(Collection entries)
******
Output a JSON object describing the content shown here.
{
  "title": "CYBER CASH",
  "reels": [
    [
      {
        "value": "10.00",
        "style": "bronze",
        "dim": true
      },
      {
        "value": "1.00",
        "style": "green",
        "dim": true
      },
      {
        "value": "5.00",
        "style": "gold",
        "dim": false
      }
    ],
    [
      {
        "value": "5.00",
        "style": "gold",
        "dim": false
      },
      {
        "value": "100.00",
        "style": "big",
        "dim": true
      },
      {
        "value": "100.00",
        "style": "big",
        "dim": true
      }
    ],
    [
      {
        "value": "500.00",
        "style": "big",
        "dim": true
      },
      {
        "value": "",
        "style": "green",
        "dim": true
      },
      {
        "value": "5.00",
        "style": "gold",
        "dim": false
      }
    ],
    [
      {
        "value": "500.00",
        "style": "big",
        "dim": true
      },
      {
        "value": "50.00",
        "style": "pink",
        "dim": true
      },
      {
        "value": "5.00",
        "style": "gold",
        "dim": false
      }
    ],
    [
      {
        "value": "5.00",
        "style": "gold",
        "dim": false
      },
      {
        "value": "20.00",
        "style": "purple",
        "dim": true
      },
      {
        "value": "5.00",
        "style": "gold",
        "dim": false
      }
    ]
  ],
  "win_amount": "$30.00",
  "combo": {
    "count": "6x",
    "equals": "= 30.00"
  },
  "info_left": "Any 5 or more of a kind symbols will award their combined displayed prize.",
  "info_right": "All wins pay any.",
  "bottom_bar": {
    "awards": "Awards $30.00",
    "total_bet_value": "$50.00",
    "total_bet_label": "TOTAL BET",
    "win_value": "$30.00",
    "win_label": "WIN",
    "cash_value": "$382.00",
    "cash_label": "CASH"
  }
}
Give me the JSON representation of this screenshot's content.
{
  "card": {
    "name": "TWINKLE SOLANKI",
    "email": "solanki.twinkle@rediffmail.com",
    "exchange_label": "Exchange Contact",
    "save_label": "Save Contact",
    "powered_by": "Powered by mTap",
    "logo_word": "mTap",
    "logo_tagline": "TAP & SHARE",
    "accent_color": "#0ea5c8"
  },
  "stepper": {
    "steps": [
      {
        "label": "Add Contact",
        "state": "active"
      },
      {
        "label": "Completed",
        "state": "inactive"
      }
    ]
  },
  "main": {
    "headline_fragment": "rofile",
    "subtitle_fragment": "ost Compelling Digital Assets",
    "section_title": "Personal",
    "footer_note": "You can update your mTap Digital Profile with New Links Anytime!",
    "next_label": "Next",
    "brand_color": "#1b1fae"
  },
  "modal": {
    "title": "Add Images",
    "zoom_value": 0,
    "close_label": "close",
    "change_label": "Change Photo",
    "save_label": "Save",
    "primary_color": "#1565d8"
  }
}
******
**Challenge:**
Repeat the entries exactly, all of them.

**Exercise response:**
Output a JSON object describing the content shown here.
{
  "title": "CYBER CASH",
  "reels": [
    [
      {
        "value": "10.00",
        "style": "bronze",
        "dim": true
      },
      {
        "value": "1.00",
        "style": "green",
        "dim": true
      },
      {
        "value": "5.00",
        "style": "gold",
        "dim": false
      }
    ],
    [
      {
        "value": "5.00",
        "style": "gold",
        "dim": false
      },
      {
        "value": "100.00",
        "style": "big",
        "dim": true
      },
      {
        "value": "100.00",
        "style": "big",
        "dim": true
      }
    ],
    [
      {
        "value": "500.00",
        "style": "big",
        "dim": true
      },
      {
        "value": "",
        "style": "green",
        "dim": true
      },
      {
        "value": "5.00",
        "style": "gold",
        "dim": false
      }
    ],
    [
      {
        "value": "500.00",
        "style": "big",
        "dim": true
      },
      {
        "value": "50.00",
        "style": "pink",
        "dim": true
      },
      {
        "value": "5.00",
        "style": "gold",
        "dim": false
      }
    ],
    [
      {
        "value": "5.00",
        "style": "gold",
        "dim": false
      },
      {
        "value": "20.00",
        "style": "purple",
        "dim": true
      },
      {
        "value": "5.00",
        "style": "gold",
        "dim": false
      }
    ]
  ],
  "win_amount": "$30.00",
  "combo": {
    "count": "6x",
    "equals": "= 30.00"
  },
  "info_left": "Any 5 or more of a kind symbols will award their combined displayed prize.",
  "info_right": "All wins pay any.",
  "bottom_bar": {
    "awards": "Awards $30.00",
    "total_bet_value": "$50.00",
    "total_bet_label": "TOTAL BET",
    "win_value": "$30.00",
    "win_label": "WIN",
    "cash_value": "$382.00",
    "cash_label": "CASH"
  }
}
Give me the JSON representation of this screenshot's content.
{
  "card": {
    "name": "TWINKLE SOLANKI",
    "email": "solanki.twinkle@rediffmail.com",
    "exchange_label": "Exchange Contact",
    "save_label": "Save Contact",
    "powered_by": "Powered by mTap",
    "logo_word": "mTap",
    "logo_tagline": "TAP & SHARE",
    "accent_color": "#0ea5c8"
  },
  "stepper": {
    "steps": [
      {
        "label": "Add Contact",
        "state": "active"
      },
      {
        "label": "Completed",
        "state": "inactive"
      }
    ]
  },
  "main": {
    "headline_fragment": "rofile",
    "subtitle_fragment": "ost Compelling Digital Assets",
    "section_title": "Personal",
    "footer_note": "You can update your mTap Digital Profile with New Links Anytime!",
    "next_label": "Next",
    "brand_color": "#1b1fae"
  },
  "modal": {
    "title": "Add Images",
    "zoom_value": 0,
    "close_label": "close",
    "change_label": "Change Photo",
    "save_label": "Save",
    "primary_color": "#1565d8"
  }
}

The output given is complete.